* _DATA TO PROCESS_:
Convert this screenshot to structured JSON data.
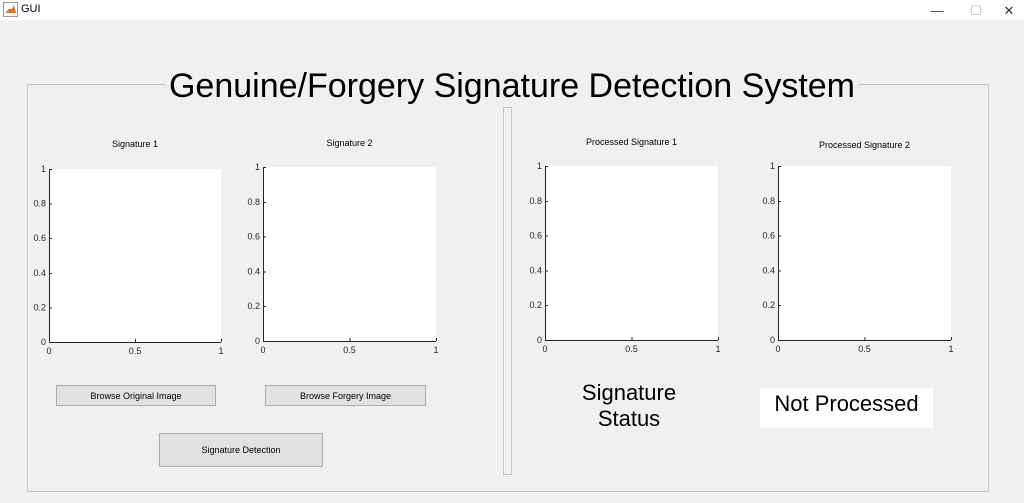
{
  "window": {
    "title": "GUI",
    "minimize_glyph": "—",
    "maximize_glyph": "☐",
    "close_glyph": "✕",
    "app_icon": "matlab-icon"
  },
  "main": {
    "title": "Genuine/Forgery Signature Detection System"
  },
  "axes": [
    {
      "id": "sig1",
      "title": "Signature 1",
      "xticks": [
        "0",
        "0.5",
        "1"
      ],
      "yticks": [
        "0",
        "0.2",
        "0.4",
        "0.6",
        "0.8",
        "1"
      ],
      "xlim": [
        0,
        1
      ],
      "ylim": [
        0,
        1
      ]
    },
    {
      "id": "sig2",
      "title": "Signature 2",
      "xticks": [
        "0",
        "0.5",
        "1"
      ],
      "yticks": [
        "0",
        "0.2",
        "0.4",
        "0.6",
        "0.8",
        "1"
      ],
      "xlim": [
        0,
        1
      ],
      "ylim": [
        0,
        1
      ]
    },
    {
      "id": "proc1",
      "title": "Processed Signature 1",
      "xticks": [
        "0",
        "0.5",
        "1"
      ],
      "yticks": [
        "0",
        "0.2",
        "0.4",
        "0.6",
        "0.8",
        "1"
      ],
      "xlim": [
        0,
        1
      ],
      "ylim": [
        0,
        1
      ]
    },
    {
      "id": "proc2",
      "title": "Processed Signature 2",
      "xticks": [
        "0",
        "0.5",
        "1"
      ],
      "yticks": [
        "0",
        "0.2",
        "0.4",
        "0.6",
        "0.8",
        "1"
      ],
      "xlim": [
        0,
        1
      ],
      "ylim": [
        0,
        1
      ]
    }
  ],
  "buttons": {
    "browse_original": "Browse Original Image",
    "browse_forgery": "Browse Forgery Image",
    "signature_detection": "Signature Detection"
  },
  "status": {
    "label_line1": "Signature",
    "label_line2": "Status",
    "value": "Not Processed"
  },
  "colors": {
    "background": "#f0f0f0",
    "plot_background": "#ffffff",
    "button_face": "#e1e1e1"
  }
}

* _THE TASK_: Print the full listing exactly, dropping the pictures.

* _WORKED ANSWER_:
Convert this screenshot to structured JSON data.
{
  "window": {
    "title": "GUI",
    "minimize_glyph": "—",
    "maximize_glyph": "☐",
    "close_glyph": "✕",
    "app_icon": "matlab-icon"
  },
  "main": {
    "title": "Genuine/Forgery Signature Detection System"
  },
  "axes": [
    {
      "id": "sig1",
      "title": "Signature 1",
      "xticks": [
        "0",
        "0.5",
        "1"
      ],
      "yticks": [
        "0",
        "0.2",
        "0.4",
        "0.6",
        "0.8",
        "1"
      ],
      "xlim": [
        0,
        1
      ],
      "ylim": [
        0,
        1
      ]
    },
    {
      "id": "sig2",
      "title": "Signature 2",
      "xticks": [
        "0",
        "0.5",
        "1"
      ],
      "yticks": [
        "0",
        "0.2",
        "0.4",
        "0.6",
        "0.8",
        "1"
      ],
      "xlim": [
        0,
        1
      ],
      "ylim": [
        0,
        1
      ]
    },
    {
      "id": "proc1",
      "title": "Processed Signature 1",
      "xticks": [
        "0",
        "0.5",
        "1"
      ],
      "yticks": [
        "0",
        "0.2",
        "0.4",
        "0.6",
        "0.8",
        "1"
      ],
      "xlim": [
        0,
        1
      ],
      "ylim": [
        0,
        1
      ]
    },
    {
      "id": "proc2",
      "title": "Processed Signature 2",
      "xticks": [
        "0",
        "0.5",
        "1"
      ],
      "yticks": [
        "0",
        "0.2",
        "0.4",
        "0.6",
        "0.8",
        "1"
      ],
      "xlim": [
        0,
        1
      ],
      "ylim": [
        0,
        1
      ]
    }
  ],
  "buttons": {
    "browse_original": "Browse Original Image",
    "browse_forgery": "Browse Forgery Image",
    "signature_detection": "Signature Detection"
  },
  "status": {
    "label_line1": "Signature",
    "label_line2": "Status",
    "value": "Not Processed"
  },
  "colors": {
    "background": "#f0f0f0",
    "plot_background": "#ffffff",
    "button_face": "#e1e1e1"
  }
}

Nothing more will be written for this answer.